EXERCISE GOAL:
Write every line out verbatim and omit the pictures.

DATA EXCERPTS:
---*---

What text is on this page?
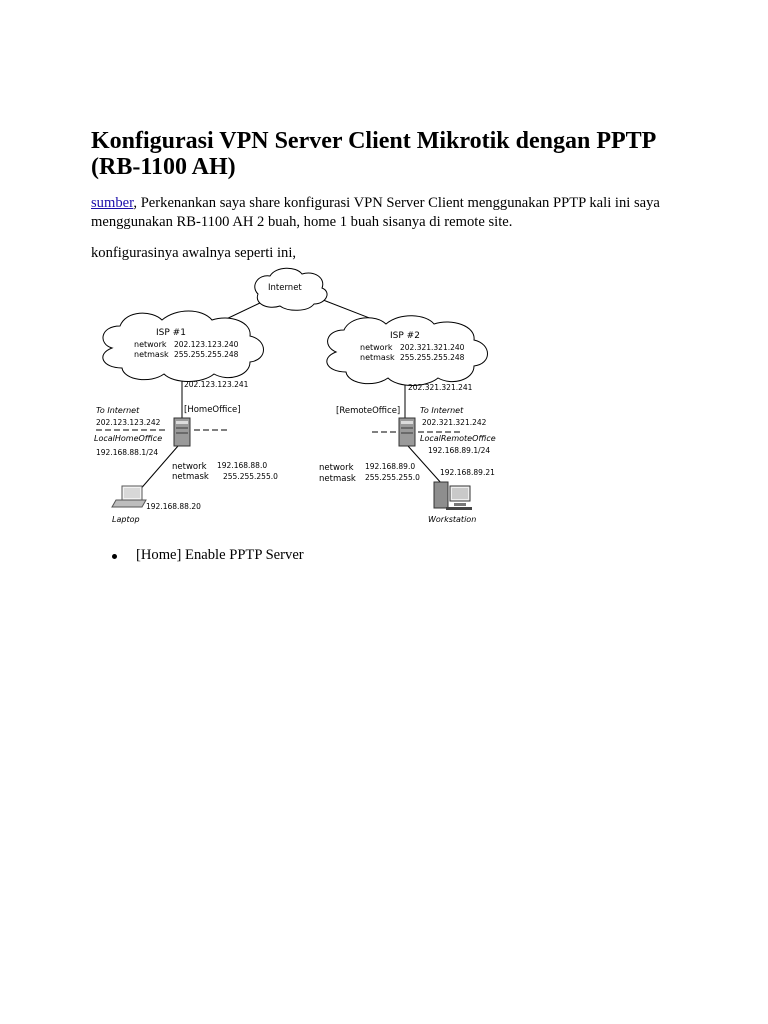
Konfigurasi VPN Server Client Mikrotik dengan PPTP (RB-1100 AH)

sumber, Perkenankan saya share konfigurasi VPN Server Client menggunakan PPTP kali ini saya menggunakan RB-1100 AH 2 buah, home 1 buah sisanya di remote site.

konfigurasinya awalnya seperti ini,

Internet
ISP #1
network 202.123.123.240
netmask 255.255.255.248
ISP #2
network 202.321.321.240
netmask 255.255.255.248
202.123.123.241	202.321.321.241
[HomeOffice]
To Internet
202.123.123.242
LocalHomeOffice
192.168.88.1/24
network 192.168.88.0
netmask 255.255.255.0
192.168.88.20
Laptop
[RemoteOffice] To Internet
202.321.321.242
LocalRemoteOffice
192.168.89.1/24
network 192.168.89.0
netmask 255.255.255.0
192.168.89.21
Workstation
[Home] Enable PPTP Server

---*---

THE ANSWER:
What text is on this page?
Konfigurasi VPN Server Client Mikrotik dengan PPTP (RB-1100 AH)

sumber, Perkenankan saya share konfigurasi VPN Server Client menggunakan PPTP kali ini saya menggunakan RB-1100 AH 2 buah, home 1 buah sisanya di remote site.

konfigurasinya awalnya seperti ini,

Internet
ISP #1
network 202.123.123.240
netmask 255.255.255.248
ISP #2
network 202.321.321.240
netmask 255.255.255.248
202.123.123.241	202.321.321.241
[HomeOffice]
To Internet
202.123.123.242
LocalHomeOffice
192.168.88.1/24
network 192.168.88.0
netmask 255.255.255.0
192.168.88.20
Laptop
[RemoteOffice] To Internet
202.321.321.242
LocalRemoteOffice
192.168.89.1/24
network 192.168.89.0
netmask 255.255.255.0
192.168.89.21
Workstation
[Home] Enable PPTP Server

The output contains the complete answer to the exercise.